## start TEXT BLOCK

Difference between revisions of "Apertium-apy"

From Apertium
Jump to navigation Jump to search
Line 18: Line 18:
*'''-k --ssl-key:''' path to SSL key file
*'''-k --ssl-key:''' path to SSL key file
*'''-x --num-processes:''' number of child processes (default to number of cores)
*'''-x --num-processes:''' number of child processes (default to number of cores)
'''Note''': If you encounter errors involving <code>enable_pretty_logging()</code> will starting APY, comment out the line with a leading <code>#</code> to solve the issue.
== Usage ==
== Usage ==

Revision as of 00:04, 7 January 2014

Apertium-APy stands for "Apertium API in Python". It's a simple Apertium API server written in Python 3, meant as a drop-in replacement for ScaleMT. It is currently found in the SVN under trunk/apertium-tools/apertium-apy, where servlet.py contains the relevant web server bits. This is meant for front ends like the one in trunk/apertium-tools/html-tools (which can be easily run using python3 -m http.server).

## end TEXT BLOCK

> _STATED GOAL 1_:
List every file or directory path named in the Apertium-APy page.
> _STATED GOAL 2_:
Answer these from the Apertium-APy page:
(a) What does the number of child processes default to?
(b) What does Apertium-APy stand for?
(c) What is Apertium-APy meant as a drop-in replacement for?
> _STATED GOAL 3_:
Translate this sentence from the Apertium-APy page into Spanish: "It's a simple Apertium API server written in Python 3, meant as a drop-in replacement for ScaleMT."

## start EXTRACTED MATERIAL

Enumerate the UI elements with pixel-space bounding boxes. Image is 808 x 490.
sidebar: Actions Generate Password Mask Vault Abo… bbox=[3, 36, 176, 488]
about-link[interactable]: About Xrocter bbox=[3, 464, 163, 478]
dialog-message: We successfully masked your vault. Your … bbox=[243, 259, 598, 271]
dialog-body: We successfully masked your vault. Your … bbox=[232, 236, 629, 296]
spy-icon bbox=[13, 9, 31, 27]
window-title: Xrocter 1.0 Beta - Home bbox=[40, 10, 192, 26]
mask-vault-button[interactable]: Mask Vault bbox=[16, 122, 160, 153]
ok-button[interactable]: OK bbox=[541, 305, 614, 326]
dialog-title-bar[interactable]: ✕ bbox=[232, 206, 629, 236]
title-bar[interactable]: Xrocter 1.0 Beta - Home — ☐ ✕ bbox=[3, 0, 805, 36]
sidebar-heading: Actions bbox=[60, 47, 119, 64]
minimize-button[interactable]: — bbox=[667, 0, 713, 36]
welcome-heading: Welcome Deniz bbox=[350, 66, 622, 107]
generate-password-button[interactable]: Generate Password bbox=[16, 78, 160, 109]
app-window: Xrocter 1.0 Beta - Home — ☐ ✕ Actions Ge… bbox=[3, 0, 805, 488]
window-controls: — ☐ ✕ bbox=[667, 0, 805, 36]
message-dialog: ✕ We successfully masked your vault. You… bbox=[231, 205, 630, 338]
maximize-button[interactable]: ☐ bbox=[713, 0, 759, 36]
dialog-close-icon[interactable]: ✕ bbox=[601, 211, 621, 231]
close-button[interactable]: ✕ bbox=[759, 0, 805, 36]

## end EXTRACTED MATERIAL

> _CORRECT RESPONSE 1_:
trunk/apertium-tools/apertium-apy
servlet.py
trunk/apertium-tools/html-tools

> _CORRECT RESPONSE 2_:
(a) The number of cores.
(b) "Apertium API in Python".
(c) ScaleMT.

> _CORRECT RESPONSE 3_:
Es un servidor sencillo de API de Apertium escrito en Python 3, pensado como sustituto directo de ScaleMT.